▶ [DIRECTIVE]
List each line of the data in which the string "title" appears.

▶ [Dataset rows]
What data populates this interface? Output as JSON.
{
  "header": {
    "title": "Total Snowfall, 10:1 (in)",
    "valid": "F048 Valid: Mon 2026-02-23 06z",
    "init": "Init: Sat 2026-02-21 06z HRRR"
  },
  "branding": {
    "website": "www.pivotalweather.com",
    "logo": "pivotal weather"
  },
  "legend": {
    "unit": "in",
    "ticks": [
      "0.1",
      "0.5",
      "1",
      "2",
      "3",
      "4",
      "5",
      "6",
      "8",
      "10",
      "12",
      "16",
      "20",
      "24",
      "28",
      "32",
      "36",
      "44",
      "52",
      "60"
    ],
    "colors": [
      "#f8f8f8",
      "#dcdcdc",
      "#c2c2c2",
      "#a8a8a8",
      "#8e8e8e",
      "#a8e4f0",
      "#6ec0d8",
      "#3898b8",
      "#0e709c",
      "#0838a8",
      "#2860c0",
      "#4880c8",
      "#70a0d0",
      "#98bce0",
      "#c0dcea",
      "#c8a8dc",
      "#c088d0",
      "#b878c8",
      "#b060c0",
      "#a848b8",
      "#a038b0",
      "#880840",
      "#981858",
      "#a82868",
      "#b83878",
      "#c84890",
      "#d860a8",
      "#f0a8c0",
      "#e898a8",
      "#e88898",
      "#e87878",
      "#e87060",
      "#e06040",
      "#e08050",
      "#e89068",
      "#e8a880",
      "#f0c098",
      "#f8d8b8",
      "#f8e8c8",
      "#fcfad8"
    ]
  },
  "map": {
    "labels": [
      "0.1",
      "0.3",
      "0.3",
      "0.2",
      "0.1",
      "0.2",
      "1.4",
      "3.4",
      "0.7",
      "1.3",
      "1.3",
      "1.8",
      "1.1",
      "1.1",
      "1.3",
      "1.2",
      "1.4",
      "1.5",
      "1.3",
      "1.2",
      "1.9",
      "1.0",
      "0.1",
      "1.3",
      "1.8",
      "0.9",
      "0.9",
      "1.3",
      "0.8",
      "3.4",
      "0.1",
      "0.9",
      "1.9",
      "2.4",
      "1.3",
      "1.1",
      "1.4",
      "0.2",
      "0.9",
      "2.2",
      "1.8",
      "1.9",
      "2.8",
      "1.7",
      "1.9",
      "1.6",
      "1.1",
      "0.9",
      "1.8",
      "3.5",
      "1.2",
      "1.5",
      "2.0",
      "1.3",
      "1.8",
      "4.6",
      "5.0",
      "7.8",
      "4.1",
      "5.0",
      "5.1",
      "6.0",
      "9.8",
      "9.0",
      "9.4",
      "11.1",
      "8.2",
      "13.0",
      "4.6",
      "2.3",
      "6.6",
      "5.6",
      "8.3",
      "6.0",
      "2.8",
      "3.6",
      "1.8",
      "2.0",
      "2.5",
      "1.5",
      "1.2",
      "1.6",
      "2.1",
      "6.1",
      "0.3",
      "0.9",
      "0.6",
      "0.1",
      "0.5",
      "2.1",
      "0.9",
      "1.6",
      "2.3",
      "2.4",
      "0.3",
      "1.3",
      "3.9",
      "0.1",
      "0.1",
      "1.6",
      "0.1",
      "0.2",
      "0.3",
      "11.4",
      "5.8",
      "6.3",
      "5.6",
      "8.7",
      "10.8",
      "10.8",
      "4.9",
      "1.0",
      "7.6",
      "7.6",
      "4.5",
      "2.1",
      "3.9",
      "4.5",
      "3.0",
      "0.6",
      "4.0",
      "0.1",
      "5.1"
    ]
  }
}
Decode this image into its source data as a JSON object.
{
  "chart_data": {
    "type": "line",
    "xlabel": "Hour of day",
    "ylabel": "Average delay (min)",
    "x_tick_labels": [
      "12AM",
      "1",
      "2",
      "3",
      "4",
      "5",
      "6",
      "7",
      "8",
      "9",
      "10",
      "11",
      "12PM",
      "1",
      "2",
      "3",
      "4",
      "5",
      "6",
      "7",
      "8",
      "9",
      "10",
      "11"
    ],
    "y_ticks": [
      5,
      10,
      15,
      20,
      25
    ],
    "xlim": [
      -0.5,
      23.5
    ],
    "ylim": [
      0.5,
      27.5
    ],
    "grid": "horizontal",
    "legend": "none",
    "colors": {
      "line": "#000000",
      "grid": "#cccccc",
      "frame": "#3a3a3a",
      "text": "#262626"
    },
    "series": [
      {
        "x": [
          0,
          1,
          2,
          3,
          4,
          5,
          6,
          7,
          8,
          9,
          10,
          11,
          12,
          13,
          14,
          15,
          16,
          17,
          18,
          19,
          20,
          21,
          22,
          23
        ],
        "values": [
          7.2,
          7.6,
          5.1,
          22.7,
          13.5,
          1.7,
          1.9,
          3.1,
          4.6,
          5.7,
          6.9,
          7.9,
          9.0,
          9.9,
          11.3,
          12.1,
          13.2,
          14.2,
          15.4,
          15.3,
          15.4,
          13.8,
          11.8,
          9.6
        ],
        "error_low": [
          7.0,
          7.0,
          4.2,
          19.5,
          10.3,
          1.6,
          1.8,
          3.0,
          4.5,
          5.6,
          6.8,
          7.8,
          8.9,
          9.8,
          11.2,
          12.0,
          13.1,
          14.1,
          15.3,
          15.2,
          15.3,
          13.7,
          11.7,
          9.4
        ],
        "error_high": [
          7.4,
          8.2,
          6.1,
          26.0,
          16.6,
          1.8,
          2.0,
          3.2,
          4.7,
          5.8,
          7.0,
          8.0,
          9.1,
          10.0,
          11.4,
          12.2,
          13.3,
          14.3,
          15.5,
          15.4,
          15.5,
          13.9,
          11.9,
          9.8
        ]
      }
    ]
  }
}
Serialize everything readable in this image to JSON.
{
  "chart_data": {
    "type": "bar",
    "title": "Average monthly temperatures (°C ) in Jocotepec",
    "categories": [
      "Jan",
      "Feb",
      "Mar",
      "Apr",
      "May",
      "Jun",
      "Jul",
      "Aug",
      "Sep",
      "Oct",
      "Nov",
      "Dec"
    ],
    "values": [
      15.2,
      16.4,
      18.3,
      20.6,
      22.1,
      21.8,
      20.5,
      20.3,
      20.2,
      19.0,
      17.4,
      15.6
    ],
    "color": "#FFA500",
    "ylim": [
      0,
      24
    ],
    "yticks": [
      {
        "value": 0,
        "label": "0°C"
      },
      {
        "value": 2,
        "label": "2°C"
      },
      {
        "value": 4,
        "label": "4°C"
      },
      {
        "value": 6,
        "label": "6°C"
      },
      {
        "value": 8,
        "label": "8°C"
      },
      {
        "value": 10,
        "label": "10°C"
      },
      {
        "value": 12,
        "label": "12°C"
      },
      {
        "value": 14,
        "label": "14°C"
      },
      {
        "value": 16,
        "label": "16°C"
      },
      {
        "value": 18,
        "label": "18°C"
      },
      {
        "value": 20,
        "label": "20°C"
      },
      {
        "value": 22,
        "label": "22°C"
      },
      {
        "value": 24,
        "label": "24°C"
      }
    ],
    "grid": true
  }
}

▶ [TASK SOLUTION]
    "title": "Total Snowfall, 10:1 (in)",
    "title": "Average monthly temperatures (°C ) in Jocotepec",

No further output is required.